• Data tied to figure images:
** START **

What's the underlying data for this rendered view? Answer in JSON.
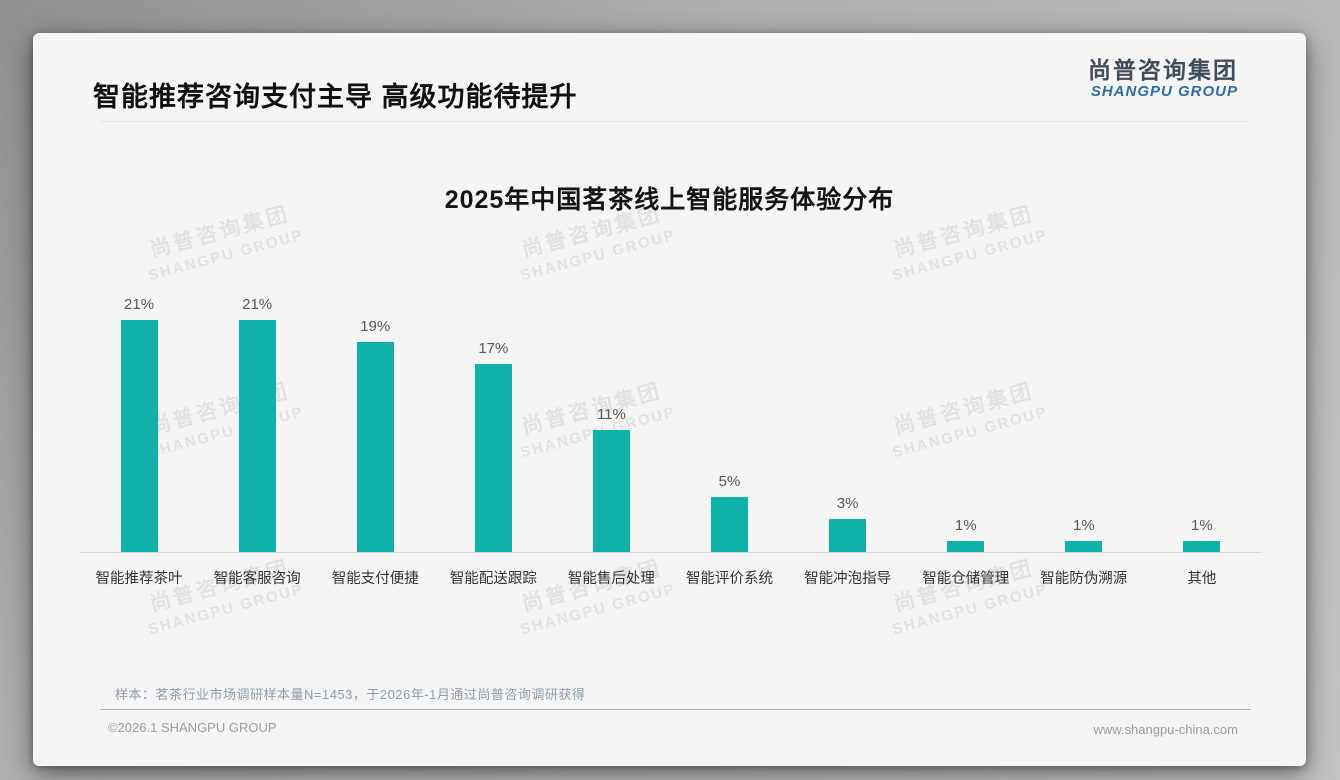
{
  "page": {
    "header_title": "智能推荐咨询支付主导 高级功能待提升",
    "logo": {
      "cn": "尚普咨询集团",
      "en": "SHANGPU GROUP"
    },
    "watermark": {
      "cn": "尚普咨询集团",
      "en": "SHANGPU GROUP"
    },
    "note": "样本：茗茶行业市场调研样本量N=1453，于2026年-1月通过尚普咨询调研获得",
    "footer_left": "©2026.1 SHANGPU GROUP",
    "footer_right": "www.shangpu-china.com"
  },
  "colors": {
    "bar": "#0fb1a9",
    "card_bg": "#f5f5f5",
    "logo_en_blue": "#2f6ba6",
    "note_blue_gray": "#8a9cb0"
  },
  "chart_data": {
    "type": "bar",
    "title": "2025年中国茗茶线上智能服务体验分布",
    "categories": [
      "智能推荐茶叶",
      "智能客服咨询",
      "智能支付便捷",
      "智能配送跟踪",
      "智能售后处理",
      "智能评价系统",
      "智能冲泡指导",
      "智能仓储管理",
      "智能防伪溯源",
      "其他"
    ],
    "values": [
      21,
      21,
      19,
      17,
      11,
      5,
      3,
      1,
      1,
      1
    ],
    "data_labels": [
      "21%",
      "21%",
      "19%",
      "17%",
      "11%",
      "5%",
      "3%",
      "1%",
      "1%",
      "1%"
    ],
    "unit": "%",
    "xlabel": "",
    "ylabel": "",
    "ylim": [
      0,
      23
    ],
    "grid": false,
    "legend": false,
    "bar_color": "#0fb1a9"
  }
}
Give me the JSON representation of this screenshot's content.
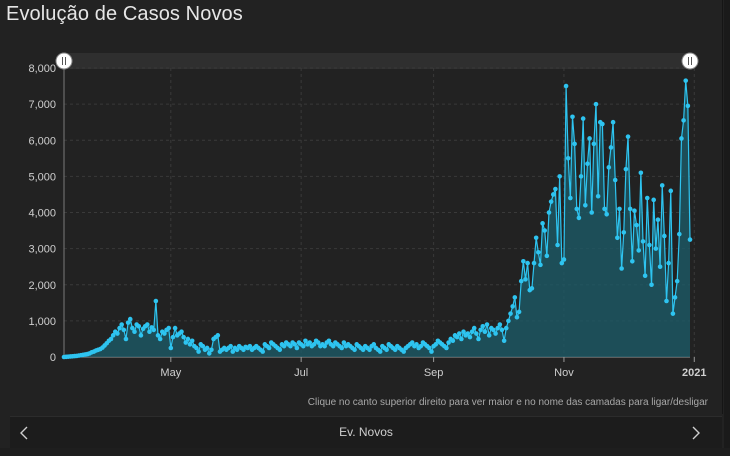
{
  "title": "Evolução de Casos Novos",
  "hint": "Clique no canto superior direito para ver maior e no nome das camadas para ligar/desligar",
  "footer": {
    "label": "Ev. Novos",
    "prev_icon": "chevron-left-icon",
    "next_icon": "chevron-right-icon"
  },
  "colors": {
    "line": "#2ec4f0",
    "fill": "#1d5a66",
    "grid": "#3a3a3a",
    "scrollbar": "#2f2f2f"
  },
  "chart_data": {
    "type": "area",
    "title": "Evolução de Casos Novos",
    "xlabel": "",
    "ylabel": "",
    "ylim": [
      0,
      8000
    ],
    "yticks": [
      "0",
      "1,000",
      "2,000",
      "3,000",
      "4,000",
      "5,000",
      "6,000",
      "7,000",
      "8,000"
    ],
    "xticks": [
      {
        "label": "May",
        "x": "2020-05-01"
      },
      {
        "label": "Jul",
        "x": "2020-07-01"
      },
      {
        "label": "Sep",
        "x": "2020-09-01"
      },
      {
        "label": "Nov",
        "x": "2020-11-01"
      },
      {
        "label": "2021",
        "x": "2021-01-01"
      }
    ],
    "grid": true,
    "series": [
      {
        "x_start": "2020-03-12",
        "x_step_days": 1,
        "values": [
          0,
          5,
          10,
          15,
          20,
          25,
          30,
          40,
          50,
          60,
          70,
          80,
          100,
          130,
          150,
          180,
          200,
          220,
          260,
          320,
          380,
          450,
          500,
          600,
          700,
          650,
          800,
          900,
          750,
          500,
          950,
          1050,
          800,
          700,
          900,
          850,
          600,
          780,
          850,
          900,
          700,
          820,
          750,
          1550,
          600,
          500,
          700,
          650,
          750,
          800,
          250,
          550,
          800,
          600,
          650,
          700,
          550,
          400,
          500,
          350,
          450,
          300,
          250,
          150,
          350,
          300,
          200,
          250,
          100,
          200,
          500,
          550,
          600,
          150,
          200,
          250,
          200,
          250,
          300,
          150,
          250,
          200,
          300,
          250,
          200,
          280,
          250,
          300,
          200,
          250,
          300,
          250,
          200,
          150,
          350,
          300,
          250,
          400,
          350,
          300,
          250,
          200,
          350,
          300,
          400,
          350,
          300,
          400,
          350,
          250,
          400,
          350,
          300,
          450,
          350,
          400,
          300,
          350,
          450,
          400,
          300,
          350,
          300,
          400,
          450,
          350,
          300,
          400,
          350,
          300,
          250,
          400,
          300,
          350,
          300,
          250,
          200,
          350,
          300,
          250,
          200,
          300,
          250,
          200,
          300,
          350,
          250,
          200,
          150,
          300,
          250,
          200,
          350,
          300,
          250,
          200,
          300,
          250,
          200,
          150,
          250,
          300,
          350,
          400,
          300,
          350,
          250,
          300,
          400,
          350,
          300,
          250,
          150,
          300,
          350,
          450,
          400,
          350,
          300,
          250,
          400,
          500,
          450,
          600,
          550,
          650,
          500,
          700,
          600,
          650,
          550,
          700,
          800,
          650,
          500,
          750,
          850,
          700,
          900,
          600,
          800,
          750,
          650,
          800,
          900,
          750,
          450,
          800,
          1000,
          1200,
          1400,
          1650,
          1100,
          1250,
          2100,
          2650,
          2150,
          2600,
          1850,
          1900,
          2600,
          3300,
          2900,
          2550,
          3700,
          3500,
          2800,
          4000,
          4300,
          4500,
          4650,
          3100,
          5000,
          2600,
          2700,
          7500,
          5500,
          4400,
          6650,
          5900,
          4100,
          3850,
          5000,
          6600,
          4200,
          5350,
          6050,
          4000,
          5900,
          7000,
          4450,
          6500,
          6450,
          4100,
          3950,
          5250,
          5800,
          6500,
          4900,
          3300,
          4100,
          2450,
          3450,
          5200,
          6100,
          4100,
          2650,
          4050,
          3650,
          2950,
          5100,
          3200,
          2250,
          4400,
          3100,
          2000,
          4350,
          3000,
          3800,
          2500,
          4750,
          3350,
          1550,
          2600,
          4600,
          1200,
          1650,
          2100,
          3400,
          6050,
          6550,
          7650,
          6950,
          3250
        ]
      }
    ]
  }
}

** END **

• TASK: Look through the material above and work out how many of its lines contain "Casos". State the number only.

• WRITTEN RESPONSE: 2